TASK DETAILS> Write out each line in which the string "circle" is present.

DATA SHOWN>
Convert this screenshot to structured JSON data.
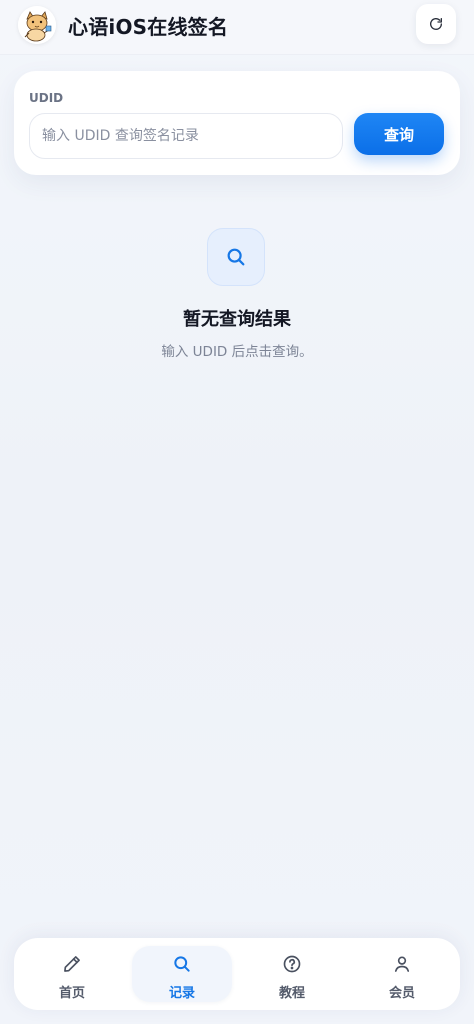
{
  "header": {
    "title": "心语iOS在线签名",
    "logo": "cartoon-cat-logo",
    "refresh_icon": "refresh-icon"
  },
  "query": {
    "label": "UDID",
    "placeholder": "输入 UDID 查询签名记录",
    "value": "",
    "button_label": "查询"
  },
  "empty_state": {
    "icon": "search-icon",
    "title": "暂无查询结果",
    "subtitle": "输入 UDID 后点击查询。"
  },
  "bottom_nav": {
    "items": [
      {
        "label": "首页",
        "icon": "pencil-icon",
        "active": false
      },
      {
        "label": "记录",
        "icon": "search-icon",
        "active": true
      },
      {
        "label": "教程",
        "icon": "help-circle-icon",
        "active": false
      },
      {
        "label": "会员",
        "icon": "user-icon",
        "active": false
      }
    ]
  },
  "colors": {
    "accent": "#0b6fe8",
    "background": "#f1f4fa",
    "text": "#141824",
    "muted": "#7d8496"
  }
}
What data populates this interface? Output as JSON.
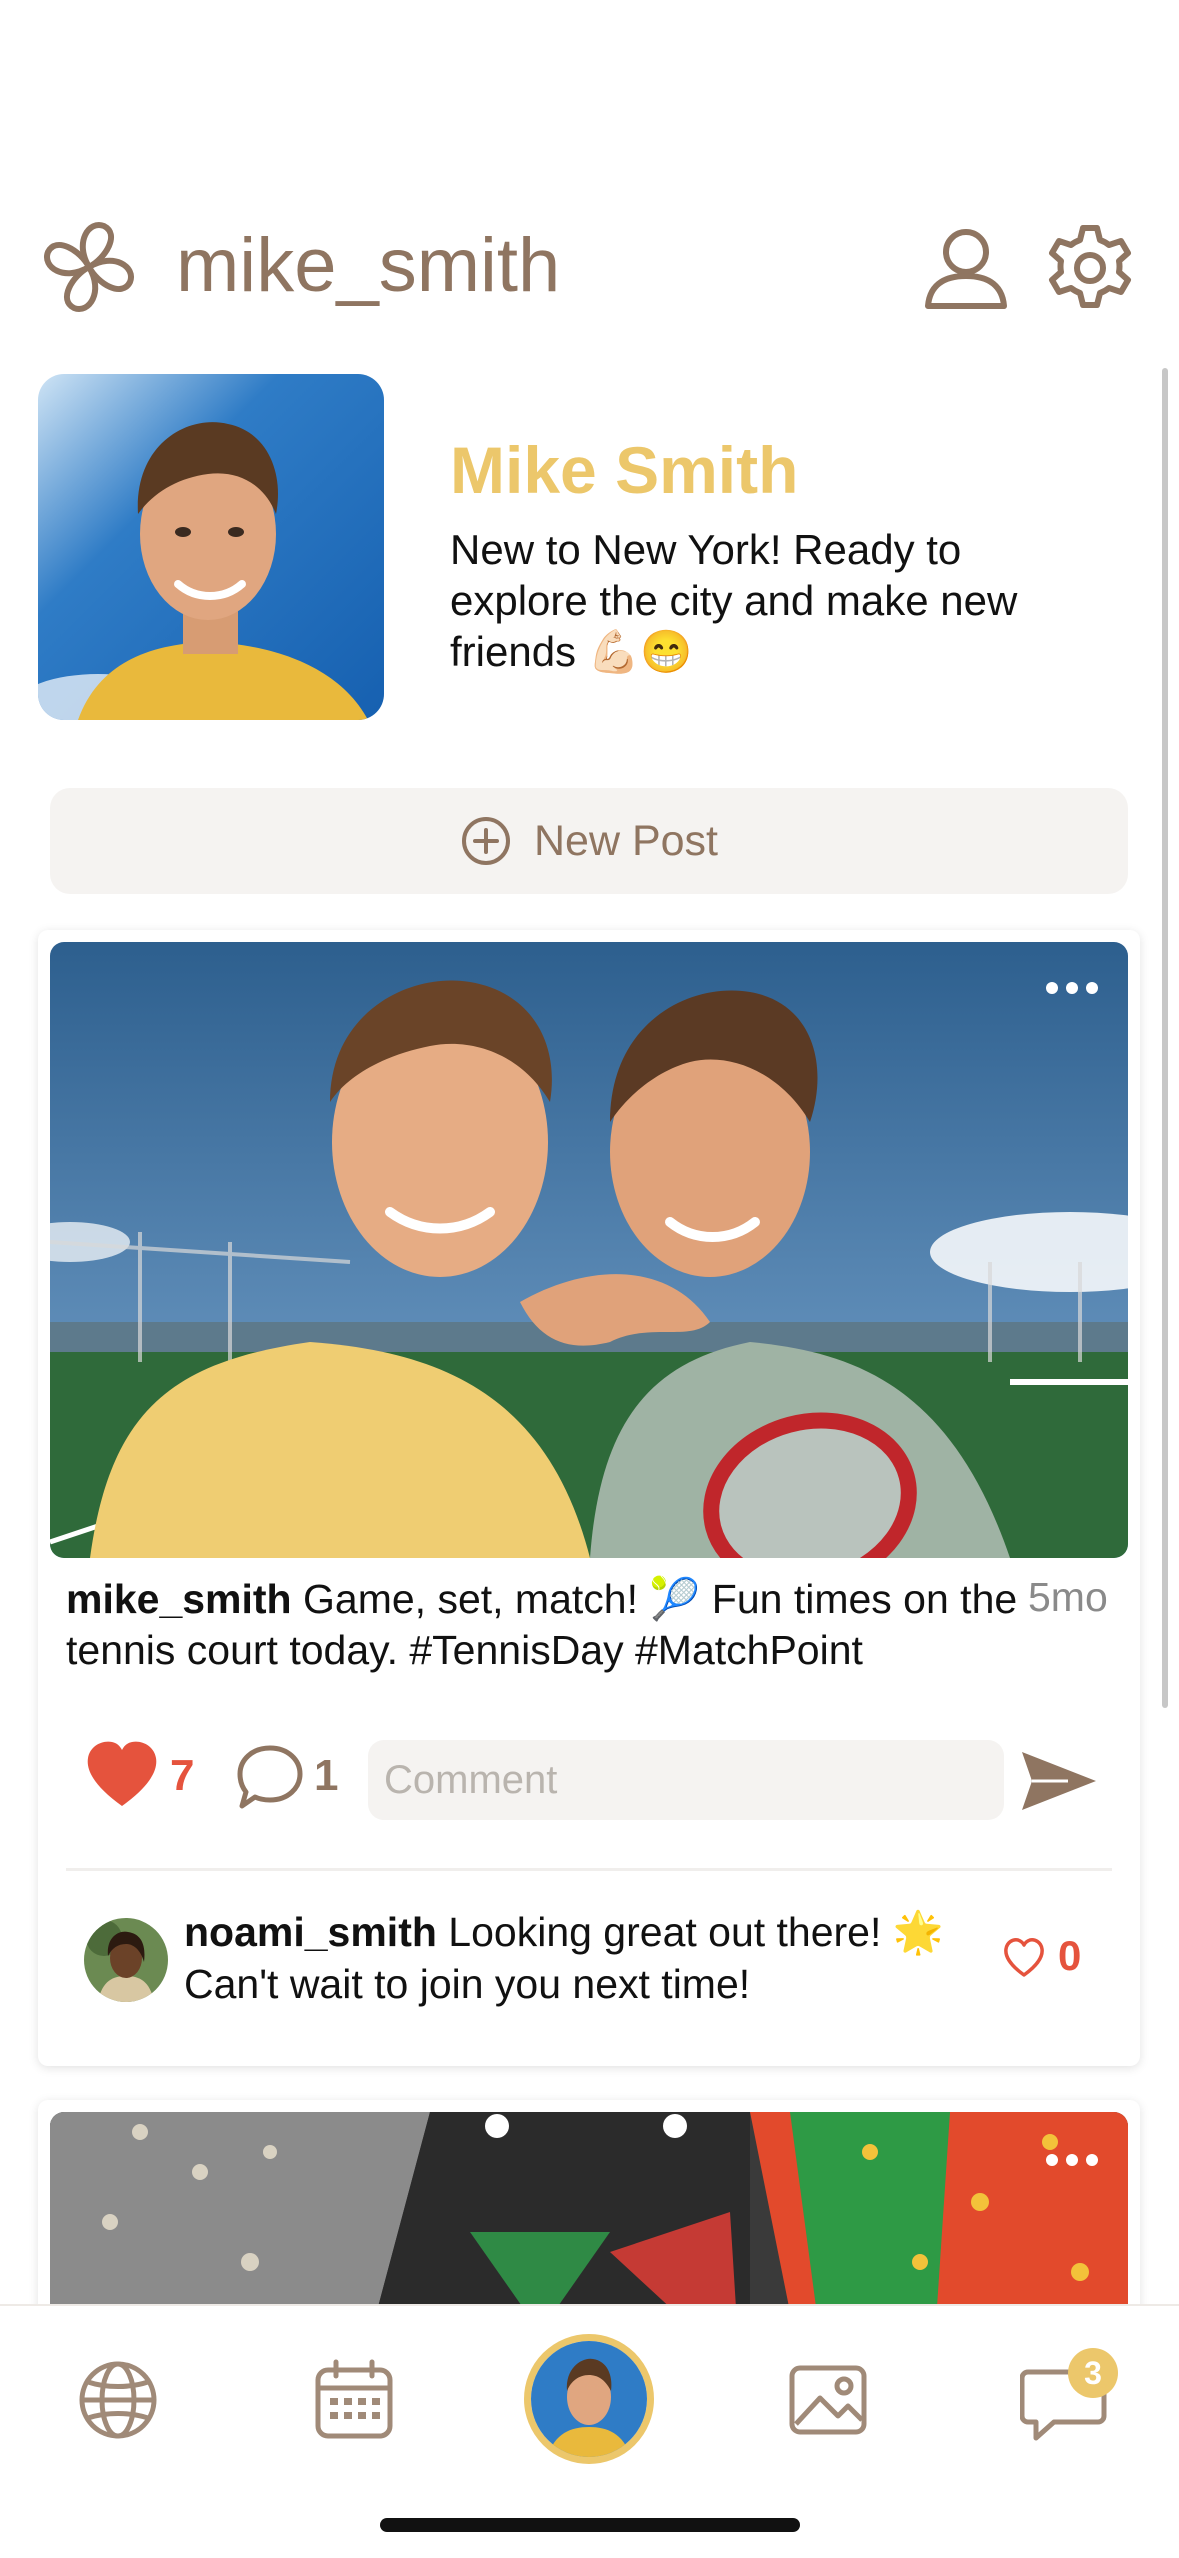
{
  "header": {
    "logo_icon": "clover-logo-icon",
    "username": "mike_smith",
    "profile_icon": "person-icon",
    "settings_icon": "gear-icon"
  },
  "profile": {
    "name": "Mike Smith",
    "bio": "New to New York! Ready to explore the city and make new friends 💪🏻😁"
  },
  "new_post": {
    "label": "New Post",
    "icon": "plus-circle-icon"
  },
  "posts": [
    {
      "author": "mike_smith",
      "caption": "Game, set, match! 🎾 Fun times on the tennis court today. #TennisDay #MatchPoint",
      "time": "5mo",
      "likes": "7",
      "comments_count": "1",
      "comment_placeholder": "Comment",
      "comments": [
        {
          "author": "noami_smith",
          "text": "Looking great out there! 🌟 Can't wait to join you next time!",
          "likes": "0"
        }
      ]
    }
  ],
  "tabbar": {
    "tabs": [
      "globe-icon",
      "calendar-icon",
      "profile-avatar",
      "photo-icon",
      "chat-icon"
    ],
    "chat_badge": "3"
  },
  "colors": {
    "brand_brown": "#8f7561",
    "accent_gold": "#ecc76b",
    "like_red": "#e5533d",
    "input_bg": "#f5f3f1"
  }
}
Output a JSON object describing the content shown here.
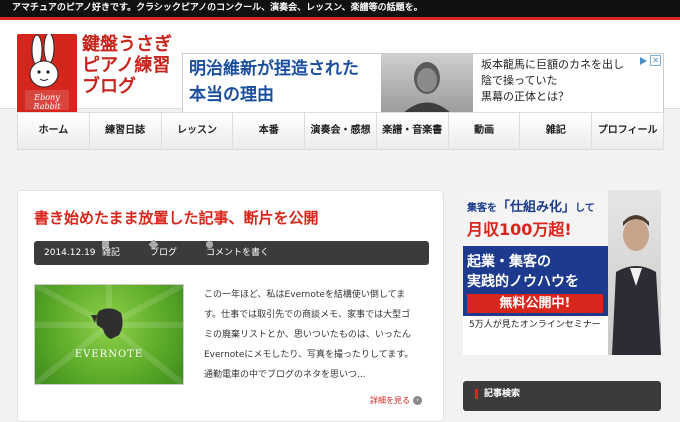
{
  "topbar": {
    "tagline": "アマチュアのピアノ好きです。クラシックピアノのコンクール、演奏会、レッスン、楽譜等の話題を。"
  },
  "site": {
    "logo_title_lines": [
      "鍵盤うさぎ",
      "ピアノ練習",
      "ブログ"
    ],
    "logo_badge_text": [
      "Ebony",
      "Rabbit"
    ]
  },
  "header_ad": {
    "left_lines": [
      "明治維新が捏造された",
      "本当の理由"
    ],
    "right_lines": [
      "坂本龍馬に巨額のカネを出し",
      "陰で操っていた",
      "黒幕の正体とは？"
    ]
  },
  "nav": {
    "items": [
      "ホーム",
      "練習日誌",
      "レッスン",
      "本番",
      "演奏会・感想",
      "楽譜・音楽書",
      "動画",
      "雑記",
      "プロフィール"
    ]
  },
  "post": {
    "title": "書き始めたまま放置した記事、断片を公開",
    "date": "2014.12.19",
    "category": "雑記",
    "tag": "ブログ",
    "comment_link": "コメントを書く",
    "thumbnail_label": "EVERNOTE",
    "excerpt_lines": [
      "この一年ほど、私はEvernoteを結構使い倒してま",
      "す。仕事では取引先での商談メモ、家事では大型ゴ",
      "ミの廃棄リストとか、思いついたものは、いったん",
      "Evernoteにメモしたり、写真を撮ったりしてます。",
      "通勤電車の中でブログのネタを思いつ..."
    ],
    "read_more": "詳細を見る"
  },
  "side_ad": {
    "line1_prefix": "集客を",
    "line1_highlight": "「仕組み化」",
    "line1_suffix": "して",
    "line2": "月収100万超!",
    "line3": "起業・集客の",
    "line4": "実践的ノウハウを",
    "line5": "無料公開中!",
    "line6": "5万人が見たオンラインセミナー"
  },
  "sidebar": {
    "widget_title": "記事検索"
  },
  "colors": {
    "accent": "#d8261c",
    "dark_bar": "#3b3b3b",
    "topbar": "#111111"
  }
}
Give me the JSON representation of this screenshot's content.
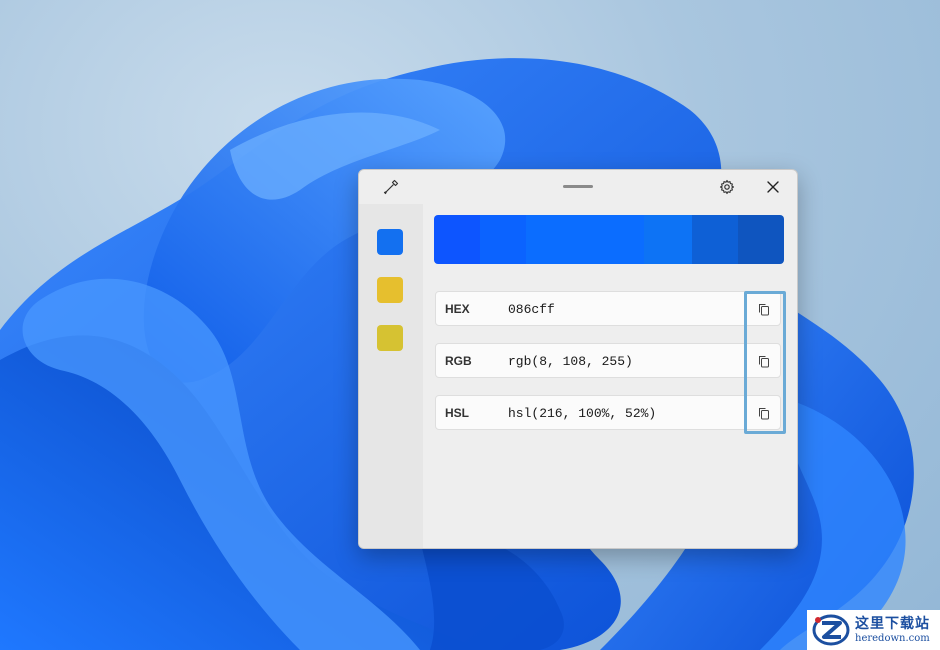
{
  "colors": {
    "selected": "#086cff",
    "history": [
      "#1370f0",
      "#e6bf2e",
      "#d6c232"
    ],
    "strip": [
      "#0d55ff",
      "#0b63ff",
      "#0b6dff",
      "#0d73f5",
      "#0e60d6",
      "#0f55bf"
    ],
    "highlight": "#6aaad6"
  },
  "window": {
    "picker_icon": "eyedropper-icon",
    "settings_icon": "gear-icon",
    "close_icon": "close-icon"
  },
  "formats": [
    {
      "label": "HEX",
      "value": "086cff",
      "copy_icon": "copy-icon"
    },
    {
      "label": "RGB",
      "value": "rgb(8, 108, 255)",
      "copy_icon": "copy-icon"
    },
    {
      "label": "HSL",
      "value": "hsl(216, 100%, 52%)",
      "copy_icon": "copy-icon"
    }
  ],
  "watermark": {
    "title": "这里下载站",
    "url": "heredown.com"
  }
}
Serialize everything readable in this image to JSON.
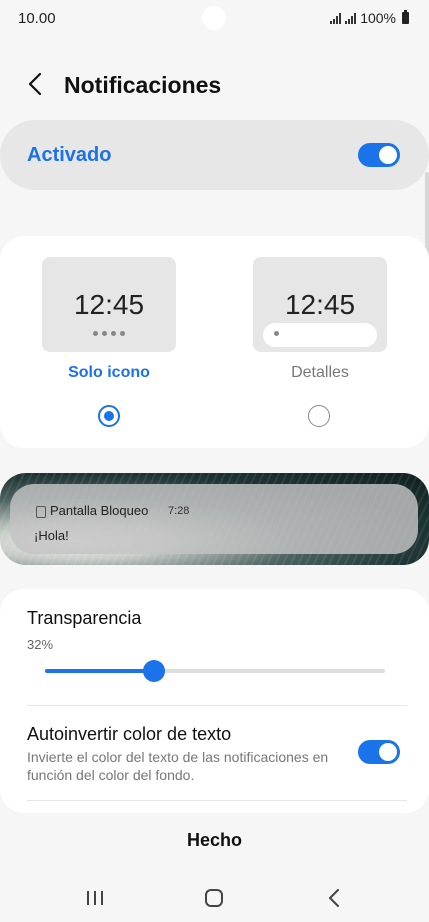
{
  "status_bar": {
    "time": "10.00",
    "battery": "100%"
  },
  "header": {
    "back_icon": "chevron-left-icon",
    "title": "Notificaciones"
  },
  "master_toggle": {
    "label": "Activado",
    "on": true
  },
  "styles": {
    "options": [
      {
        "time": "12:45",
        "label": "Solo icono",
        "selected": true
      },
      {
        "time": "12:45",
        "label": "Detalles",
        "selected": false
      }
    ]
  },
  "lock_preview": {
    "app": "Pantalla Bloqueo",
    "time": "7:28",
    "message": "¡Hola!"
  },
  "transparency": {
    "title": "Transparencia",
    "value": "32%",
    "level": 0.32
  },
  "autoinvert": {
    "title": "Autoinvertir color de texto",
    "description": "Invierte el color del texto de las notificaciones en función del color del fondo.",
    "on": true
  },
  "footer": {
    "done_label": "Hecho"
  },
  "nav": {
    "recent": "recent-apps-icon",
    "home": "home-icon",
    "back": "back-icon"
  },
  "colors": {
    "accent": "#1a73e8",
    "background": "#f6f6f6"
  }
}
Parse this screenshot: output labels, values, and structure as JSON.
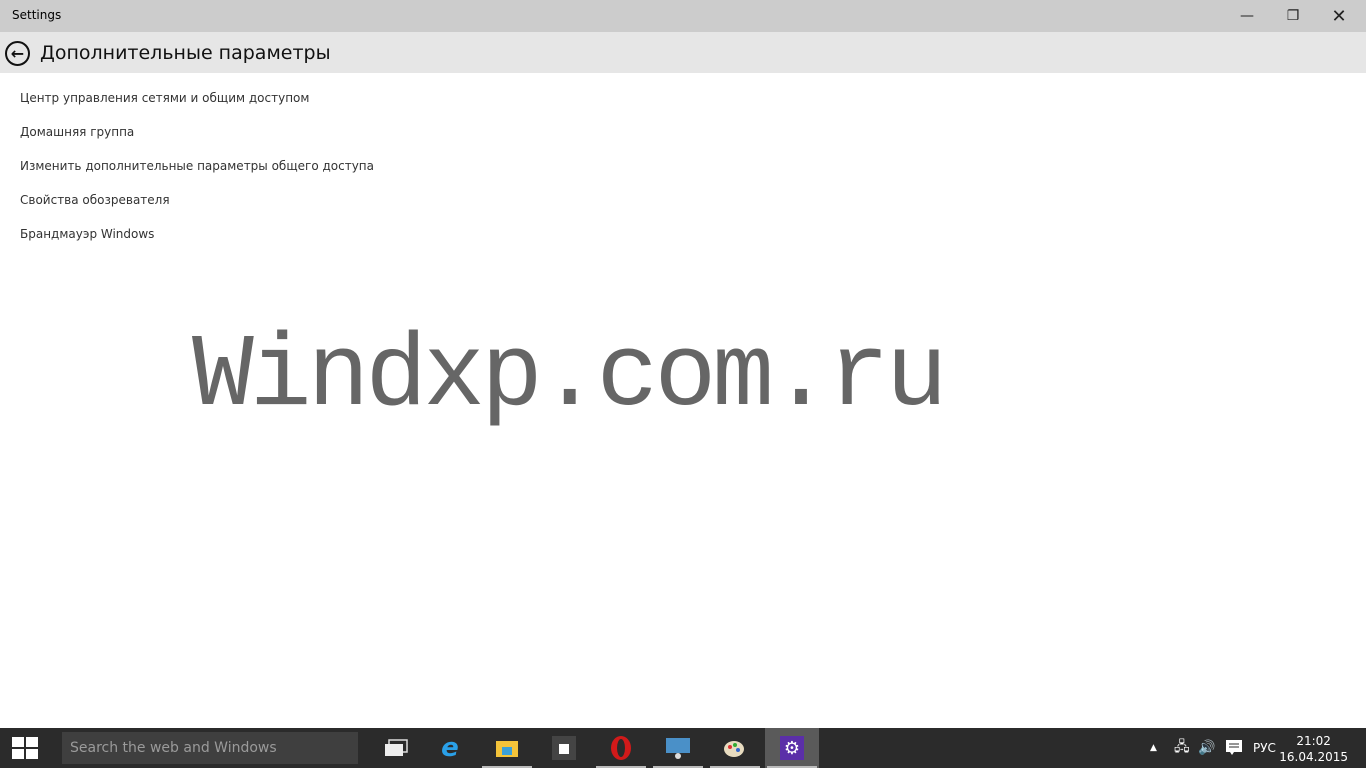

CORRECT RESULT>
        "icon": "help-circle-icon",
    "icon": "plus-circle-icon"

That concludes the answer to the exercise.